== Task statement ==
From the entries below, copy every line where the string "Необходим" appears.

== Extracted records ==
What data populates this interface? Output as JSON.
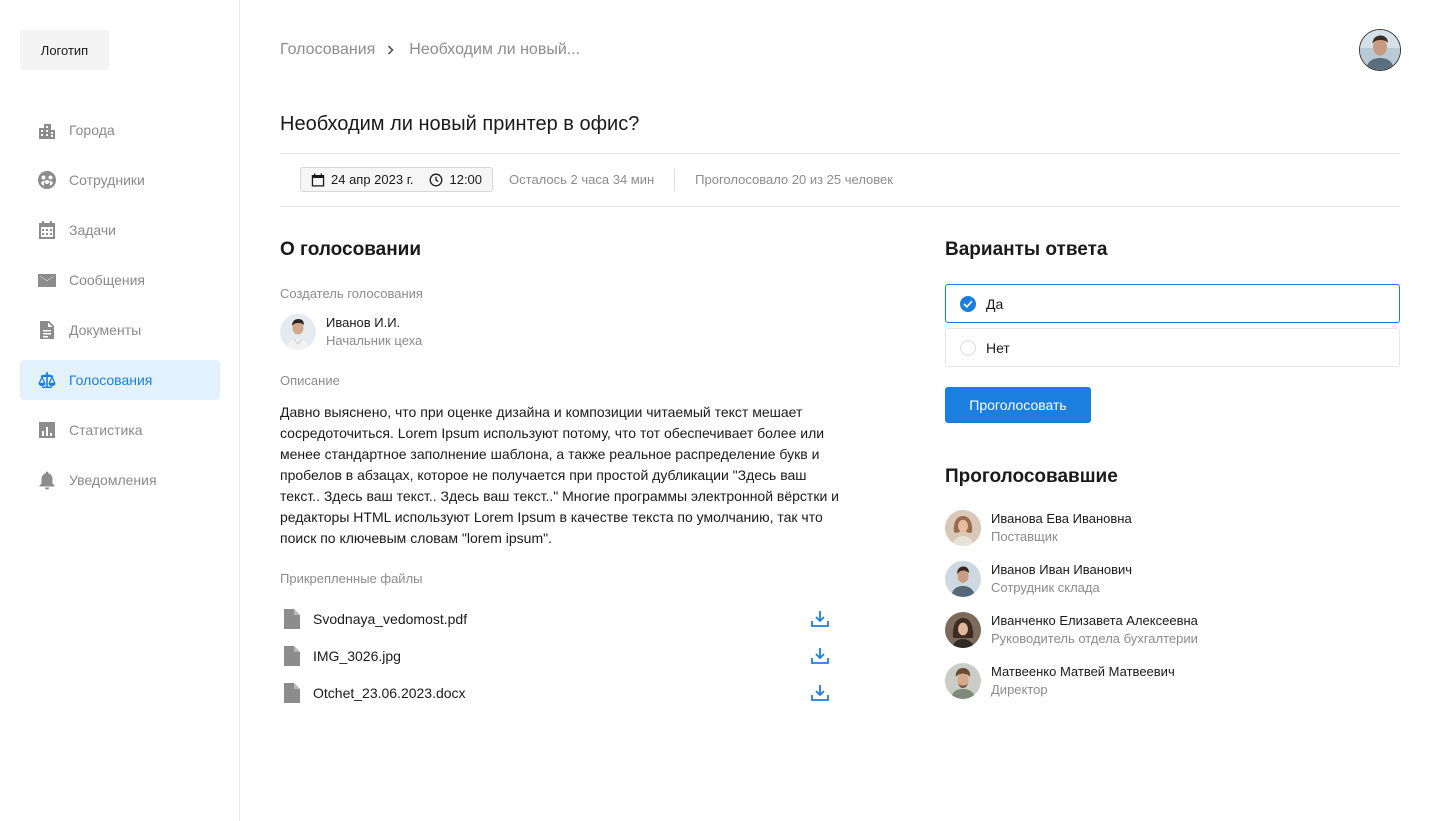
{
  "sidebar": {
    "logo": "Логотип",
    "items": [
      {
        "label": "Города",
        "icon": "city-icon"
      },
      {
        "label": "Сотрудники",
        "icon": "employees-icon"
      },
      {
        "label": "Задачи",
        "icon": "calendar-icon"
      },
      {
        "label": "Сообщения",
        "icon": "mail-icon"
      },
      {
        "label": "Документы",
        "icon": "document-icon"
      },
      {
        "label": "Голосования",
        "icon": "scales-icon",
        "active": true
      },
      {
        "label": "Статистика",
        "icon": "chart-icon"
      },
      {
        "label": "Уведомления",
        "icon": "bell-icon"
      }
    ]
  },
  "header": {
    "breadcrumb": [
      "Голосования",
      "Необходим ли новый..."
    ],
    "title": "Необходим ли новый принтер в офис?"
  },
  "meta": {
    "date": "24 апр 2023 г.",
    "time": "12:00",
    "remaining": "Осталось 2 часа 34 мин",
    "voted": "Проголосовало 20 из 25 человек"
  },
  "about": {
    "title": "О голосовании",
    "creator_label": "Создатель голосования",
    "creator_name": "Иванов И.И.",
    "creator_role": "Начальник цеха",
    "description_label": "Описание",
    "description": "Давно выяснено, что при оценке дизайна и композиции читаемый текст мешает сосредоточиться. Lorem Ipsum используют потому, что тот обеспечивает более или менее стандартное заполнение шаблона, а также реальное распределение букв и пробелов в абзацах, которое не получается при простой дубликации \"Здесь ваш текст.. Здесь ваш текст.. Здесь ваш текст..\" Многие программы электронной вёрстки и редакторы HTML используют Lorem Ipsum в качестве текста по умолчанию, так что поиск по ключевым словам \"lorem ipsum\".",
    "files_label": "Прикрепленные файлы",
    "files": [
      "Svodnaya_vedomost.pdf",
      "IMG_3026.jpg",
      "Otchet_23.06.2023.docx"
    ]
  },
  "answers": {
    "title": "Варианты ответа",
    "options": [
      {
        "label": "Да",
        "selected": true
      },
      {
        "label": "Нет",
        "selected": false
      }
    ],
    "vote_button": "Проголосовать"
  },
  "voters": {
    "title": "Проголосовавшие",
    "list": [
      {
        "name": "Иванова Ева Ивановна",
        "role": "Поставщик"
      },
      {
        "name": "Иванов Иван Иванович",
        "role": "Сотрудник склада"
      },
      {
        "name": "Иванченко Елизавета Алексеевна",
        "role": "Руководитель отдела бухгалтерии"
      },
      {
        "name": "Матвеенко Матвей Матвеевич",
        "role": "Директор"
      }
    ]
  },
  "colors": {
    "accent": "#1b7fe0",
    "active_bg": "#e3f1fd",
    "muted": "#8c8c8c"
  }
}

== Response to the exercise ==
      "Необходим ли новый..."
    "title": "Необходим ли новый принтер в офис?"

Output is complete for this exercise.